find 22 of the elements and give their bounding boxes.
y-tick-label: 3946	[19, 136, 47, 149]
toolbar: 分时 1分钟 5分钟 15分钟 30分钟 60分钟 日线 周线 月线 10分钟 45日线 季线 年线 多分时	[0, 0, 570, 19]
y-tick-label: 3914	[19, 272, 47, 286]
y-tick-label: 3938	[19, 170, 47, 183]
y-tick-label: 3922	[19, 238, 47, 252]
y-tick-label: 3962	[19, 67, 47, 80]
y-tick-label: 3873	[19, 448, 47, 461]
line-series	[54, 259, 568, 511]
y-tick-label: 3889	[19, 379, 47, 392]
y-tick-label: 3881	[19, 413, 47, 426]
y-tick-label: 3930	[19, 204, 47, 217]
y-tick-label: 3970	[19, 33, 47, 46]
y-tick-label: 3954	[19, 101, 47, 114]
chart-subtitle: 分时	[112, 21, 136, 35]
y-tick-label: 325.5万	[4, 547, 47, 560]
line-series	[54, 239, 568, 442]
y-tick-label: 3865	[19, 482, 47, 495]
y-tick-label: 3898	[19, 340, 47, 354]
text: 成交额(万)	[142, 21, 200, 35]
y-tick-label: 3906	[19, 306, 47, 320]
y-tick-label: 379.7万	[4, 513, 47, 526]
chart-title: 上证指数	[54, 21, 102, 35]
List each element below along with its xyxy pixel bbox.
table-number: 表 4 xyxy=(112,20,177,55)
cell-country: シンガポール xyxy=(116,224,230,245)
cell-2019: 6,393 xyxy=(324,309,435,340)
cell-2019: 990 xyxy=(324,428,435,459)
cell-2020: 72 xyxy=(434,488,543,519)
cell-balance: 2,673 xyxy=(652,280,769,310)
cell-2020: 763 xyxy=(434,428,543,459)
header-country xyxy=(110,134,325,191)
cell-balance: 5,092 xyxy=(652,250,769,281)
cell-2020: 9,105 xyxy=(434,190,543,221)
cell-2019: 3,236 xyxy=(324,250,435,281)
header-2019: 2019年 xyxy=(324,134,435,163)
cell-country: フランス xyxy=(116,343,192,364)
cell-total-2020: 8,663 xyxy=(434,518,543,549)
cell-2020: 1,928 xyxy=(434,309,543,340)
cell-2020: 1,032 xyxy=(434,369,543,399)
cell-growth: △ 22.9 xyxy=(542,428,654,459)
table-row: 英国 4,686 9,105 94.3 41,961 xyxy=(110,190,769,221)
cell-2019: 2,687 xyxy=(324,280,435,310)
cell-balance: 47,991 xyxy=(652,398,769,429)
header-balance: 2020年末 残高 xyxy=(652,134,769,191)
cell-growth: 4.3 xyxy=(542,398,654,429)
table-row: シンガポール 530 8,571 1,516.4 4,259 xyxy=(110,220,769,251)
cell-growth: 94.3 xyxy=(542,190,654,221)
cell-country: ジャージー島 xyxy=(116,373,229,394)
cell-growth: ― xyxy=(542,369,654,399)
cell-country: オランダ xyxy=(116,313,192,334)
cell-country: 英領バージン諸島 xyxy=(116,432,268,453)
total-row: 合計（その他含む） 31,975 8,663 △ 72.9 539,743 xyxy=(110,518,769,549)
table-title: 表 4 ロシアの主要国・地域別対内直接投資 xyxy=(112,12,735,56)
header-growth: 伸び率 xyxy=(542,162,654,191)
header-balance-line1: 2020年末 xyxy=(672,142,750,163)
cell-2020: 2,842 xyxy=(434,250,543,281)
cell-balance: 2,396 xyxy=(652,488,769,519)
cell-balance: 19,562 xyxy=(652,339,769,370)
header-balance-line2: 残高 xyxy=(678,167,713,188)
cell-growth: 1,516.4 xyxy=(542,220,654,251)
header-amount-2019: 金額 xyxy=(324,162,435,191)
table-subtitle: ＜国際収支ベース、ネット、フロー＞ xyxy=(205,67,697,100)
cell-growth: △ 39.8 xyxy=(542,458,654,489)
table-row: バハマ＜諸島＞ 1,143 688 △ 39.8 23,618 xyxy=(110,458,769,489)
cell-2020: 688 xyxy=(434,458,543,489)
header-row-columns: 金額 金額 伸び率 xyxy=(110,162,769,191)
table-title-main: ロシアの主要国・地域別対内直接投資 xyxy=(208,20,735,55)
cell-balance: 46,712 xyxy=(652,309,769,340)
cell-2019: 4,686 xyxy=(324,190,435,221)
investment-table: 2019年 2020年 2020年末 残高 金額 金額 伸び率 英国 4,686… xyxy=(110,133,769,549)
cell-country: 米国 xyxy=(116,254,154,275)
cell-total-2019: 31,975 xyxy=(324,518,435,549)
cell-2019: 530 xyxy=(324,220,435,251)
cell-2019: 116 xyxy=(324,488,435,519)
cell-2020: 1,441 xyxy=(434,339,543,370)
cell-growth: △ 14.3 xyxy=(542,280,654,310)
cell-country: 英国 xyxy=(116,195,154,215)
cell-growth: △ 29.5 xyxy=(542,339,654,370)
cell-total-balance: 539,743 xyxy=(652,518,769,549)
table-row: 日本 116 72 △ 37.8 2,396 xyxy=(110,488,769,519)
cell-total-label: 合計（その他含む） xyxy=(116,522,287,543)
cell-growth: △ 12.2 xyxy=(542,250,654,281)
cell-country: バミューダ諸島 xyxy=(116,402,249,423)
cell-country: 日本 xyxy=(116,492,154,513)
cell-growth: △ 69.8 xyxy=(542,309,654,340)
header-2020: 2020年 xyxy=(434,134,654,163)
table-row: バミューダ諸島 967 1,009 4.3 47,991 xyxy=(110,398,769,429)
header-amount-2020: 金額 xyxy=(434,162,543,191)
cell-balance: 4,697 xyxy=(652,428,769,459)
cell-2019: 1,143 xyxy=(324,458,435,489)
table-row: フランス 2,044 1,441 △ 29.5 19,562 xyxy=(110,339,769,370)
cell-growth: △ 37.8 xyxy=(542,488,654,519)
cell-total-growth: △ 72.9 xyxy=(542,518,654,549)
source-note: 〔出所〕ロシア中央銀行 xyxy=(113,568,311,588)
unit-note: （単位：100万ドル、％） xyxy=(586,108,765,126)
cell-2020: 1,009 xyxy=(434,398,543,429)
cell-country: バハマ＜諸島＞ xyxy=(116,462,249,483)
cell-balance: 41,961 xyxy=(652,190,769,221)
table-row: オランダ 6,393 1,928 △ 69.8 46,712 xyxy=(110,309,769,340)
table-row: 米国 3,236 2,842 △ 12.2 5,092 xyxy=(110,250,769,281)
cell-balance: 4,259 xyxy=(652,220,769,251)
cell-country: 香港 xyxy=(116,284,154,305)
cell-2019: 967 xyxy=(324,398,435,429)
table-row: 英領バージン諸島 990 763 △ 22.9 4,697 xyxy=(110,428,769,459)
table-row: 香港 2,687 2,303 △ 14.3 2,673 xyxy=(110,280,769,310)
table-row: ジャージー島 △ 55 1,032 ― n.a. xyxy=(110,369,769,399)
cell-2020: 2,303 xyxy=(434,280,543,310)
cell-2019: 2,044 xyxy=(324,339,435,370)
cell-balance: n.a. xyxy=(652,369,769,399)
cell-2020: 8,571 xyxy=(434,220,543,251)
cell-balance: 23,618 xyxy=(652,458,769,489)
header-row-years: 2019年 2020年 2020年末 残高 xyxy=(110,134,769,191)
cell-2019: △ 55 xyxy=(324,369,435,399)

* What to produce
Set out every line of the records above as a Markdown table with the columns "Row" and "Record line," numbering the rows in order and omitting any blank lines.

* Output of the task
| Row | Record line |
|---|---|
| 1 | find 22 of the elements and give their bounding boxes. |
| 2 | y-tick-label: 3946	[19, 136, 47, 149] |
| 3 | toolbar: 分时 1分钟 5分钟 15分钟 30分钟 60分钟 日线 周线 月线 10分钟 45日线 季线 年线 多分时	[0, 0, 570, 19] |
| 4 | y-tick-label: 3914	[19, 272, 47, 286] |
| 5 | y-tick-label: 3938	[19, 170, 47, 183] |
| 6 | y-tick-label: 3922	[19, 238, 47, 252] |
| 7 | y-tick-label: 3962	[19, 67, 47, 80] |
| 8 | y-tick-label: 3873	[19, 448, 47, 461] |
| 9 | line-series	[54, 259, 568, 511] |
| 10 | y-tick-label: 3889	[19, 379, 47, 392] |
| 11 | y-tick-label: 3881	[19, 413, 47, 426] |
| 12 | y-tick-label: 3930	[19, 204, 47, 217] |
| 13 | y-tick-label: 3970	[19, 33, 47, 46] |
| 14 | y-tick-label: 3954	[19, 101, 47, 114] |
| 15 | chart-subtitle: 分时	[112, 21, 136, 35] |
| 16 | y-tick-label: 325.5万	[4, 547, 47, 560] |
| 17 | line-series	[54, 239, 568, 442] |
| 18 | y-tick-label: 3865	[19, 482, 47, 495] |
| 19 | y-tick-label: 3898	[19, 340, 47, 354] |
| 20 | text: 成交额(万)	[142, 21, 200, 35] |
| 21 | y-tick-label: 3906	[19, 306, 47, 320] |
| 22 | y-tick-label: 379.7万	[4, 513, 47, 526] |
| 23 | chart-title: 上证指数	[54, 21, 102, 35] |
| 24 | List each element below along with its xyxy pixel bbox. |
| 25 | table-number: 表 4 xyxy=(112,20,177,55) |
| 26 | cell-country: シンガポール xyxy=(116,224,230,245) |
| 27 | cell-2019: 6,393 xyxy=(324,309,435,340) |
| 28 | cell-2019: 990 xyxy=(324,428,435,459) |
| 29 | cell-2020: 72 xyxy=(434,488,543,519) |
| 30 | cell-balance: 2,673 xyxy=(652,280,769,310) |
| 31 | cell-2020: 763 xyxy=(434,428,543,459) |
| 32 | header-country xyxy=(110,134,325,191) |
| 33 | cell-balance: 5,092 xyxy=(652,250,769,281) |
| 34 | cell-2020: 9,105 xyxy=(434,190,543,221) |
| 35 | cell-2019: 3,236 xyxy=(324,250,435,281) |
| 36 | header-2019: 2019年 xyxy=(324,134,435,163) |
| 37 | cell-country: フランス xyxy=(116,343,192,364) |
| 38 | cell-total-2020: 8,663 xyxy=(434,518,543,549) |
| 39 | cell-2020: 1,928 xyxy=(434,309,543,340) |
| 40 | cell-2020: 1,032 xyxy=(434,369,543,399) |
| 41 | cell-growth: △ 22.9 xyxy=(542,428,654,459) |
| 42 | table-row: 英国 4,686 9,105 94.3 41,961 xyxy=(110,190,769,221) |
| 43 | cell-2019: 2,687 xyxy=(324,280,435,310) |
| 44 | cell-balance: 47,991 xyxy=(652,398,769,429) |
| 45 | header-balance: 2020年末 残高 xyxy=(652,134,769,191) |
| 46 | cell-growth: 4.3 xyxy=(542,398,654,429) |
| 47 | table-row: シンガポール 530 8,571 1,516.4 4,259 xyxy=(110,220,769,251) |
| 48 | cell-growth: 94.3 xyxy=(542,190,654,221) |
| 49 | cell-country: ジャージー島 xyxy=(116,373,229,394) |
| 50 | cell-growth: ― xyxy=(542,369,654,399) |
| 51 | cell-country: オランダ xyxy=(116,313,192,334) |
| 52 | cell-country: 英領バージン諸島 xyxy=(116,432,268,453) |
| 53 | total-row: 合計（その他含む） 31,975 8,663 △ 72.9 539,743 xyxy=(110,518,769,549) |
| 54 | table-title: 表 4 ロシアの主要国・地域別対内直接投資 xyxy=(112,12,735,56) |
| 55 | header-growth: 伸び率 xyxy=(542,162,654,191) |
| 56 | header-balance-line1: 2020年末 xyxy=(672,142,750,163) |
| 57 | cell-2020: 2,842 xyxy=(434,250,543,281) |
| 58 | cell-balance: 2,396 xyxy=(652,488,769,519) |
| 59 | cell-balance: 19,562 xyxy=(652,339,769,370) |
| 60 | header-balance-line2: 残高 xyxy=(678,167,713,188) |
| 61 | cell-growth: 1,516.4 xyxy=(542,220,654,251) |
| 62 | header-amount-2019: 金額 xyxy=(324,162,435,191) |
| 63 | table-subtitle: ＜国際収支ベース、ネット、フロー＞ xyxy=(205,67,697,100) |
| 64 | cell-growth: △ 39.8 xyxy=(542,458,654,489) |
| 65 | table-row: バハマ＜諸島＞ 1,143 688 △ 39.8 23,618 xyxy=(110,458,769,489) |
| 66 | cell-2020: 688 xyxy=(434,458,543,489) |
| 67 | header-row-columns: 金額 金額 伸び率 xyxy=(110,162,769,191) |
| 68 | table-title-main: ロシアの主要国・地域別対内直接投資 xyxy=(208,20,735,55) |
| 69 | cell-balance: 46,712 xyxy=(652,309,769,340) |
| 70 | cell-2019: 4,686 xyxy=(324,190,435,221) |
| 71 | investment-table: 2019年 2020年 2020年末 残高 金額 金額 伸び率 英国 4,686… xyxy=(110,133,769,549) |
| 72 | cell-country: 米国 xyxy=(116,254,154,275) |
| 73 | cell-total-2019: 31,975 xyxy=(324,518,435,549) |
| 74 | cell-2019: 530 xyxy=(324,220,435,251) |
| 75 | cell-2019: 116 xyxy=(324,488,435,519) |
| 76 | cell-2020: 1,441 xyxy=(434,339,543,370) |
| 77 | cell-growth: △ 14.3 xyxy=(542,280,654,310) |
| 78 | cell-country: 英国 xyxy=(116,195,154,215) |
| 79 | cell-growth: △ 29.5 xyxy=(542,339,654,370) |
| 80 | cell-total-balance: 539,743 xyxy=(652,518,769,549) |
| 81 | table-row: 日本 116 72 △ 37.8 2,396 xyxy=(110,488,769,519) |
| 82 | cell-total-label: 合計（その他含む） xyxy=(116,522,287,543) |
| 83 | cell-growth: △ 12.2 xyxy=(542,250,654,281) |
| 84 | cell-country: バミューダ諸島 xyxy=(116,402,249,423) |
| 85 | cell-country: 日本 xyxy=(116,492,154,513) |
| 86 | cell-growth: △ 69.8 xyxy=(542,309,654,340) |
| 87 | header-2020: 2020年 xyxy=(434,134,654,163) |
| 88 | table-row: バミューダ諸島 967 1,009 4.3 47,991 xyxy=(110,398,769,429) |
| 89 | header-amount-2020: 金額 xyxy=(434,162,543,191) |
| 90 | cell-balance: 4,697 xyxy=(652,428,769,459) |
| 91 | cell-2019: 1,143 xyxy=(324,458,435,489) |
| 92 | table-row: フランス 2,044 1,441 △ 29.5 19,562 xyxy=(110,339,769,370) |
| 93 | cell-growth: △ 37.8 xyxy=(542,488,654,519) |
| 94 | cell-total-growth: △ 72.9 xyxy=(542,518,654,549) |
| 95 | source-note: 〔出所〕ロシア中央銀行 xyxy=(113,568,311,588) |
| 96 | unit-note: （単位：100万ドル、％） xyxy=(586,108,765,126) |
| 97 | cell-2020: 1,009 xyxy=(434,398,543,429) |
| 98 | cell-country: バハマ＜諸島＞ xyxy=(116,462,249,483) |
| 99 | cell-balance: 41,961 xyxy=(652,190,769,221) |
| 100 | table-row: オランダ 6,393 1,928 △ 69.8 46,712 xyxy=(110,309,769,340) |
| 101 | table-row: 米国 3,236 2,842 △ 12.2 5,092 xyxy=(110,250,769,281) |
| 102 | cell-balance: 4,259 xyxy=(652,220,769,251) |
| 103 | cell-country: 香港 xyxy=(116,284,154,305) |
| 104 | cell-2019: 967 xyxy=(324,398,435,429) |
| 105 | table-row: 英領バージン諸島 990 763 △ 22.9 4,697 xyxy=(110,428,769,459) |
| 106 | table-row: 香港 2,687 2,303 △ 14.3 2,673 xyxy=(110,280,769,310) |
| 107 | table-row: ジャージー島 △ 55 1,032 ― n.a. xyxy=(110,369,769,399) |
| 108 | cell-2020: 2,303 xyxy=(434,280,543,310) |
| 109 | cell-2019: 2,044 xyxy=(324,339,435,370) |
| 110 | cell-balance: n.a. xyxy=(652,369,769,399) |
| 111 | cell-2020: 8,571 xyxy=(434,220,543,251) |
| 112 | cell-balance: 23,618 xyxy=(652,458,769,489) |
| 113 | header-row-years: 2019年 2020年 2020年末 残高 xyxy=(110,134,769,191) |
| 114 | cell-2019: △ 55 xyxy=(324,369,435,399) |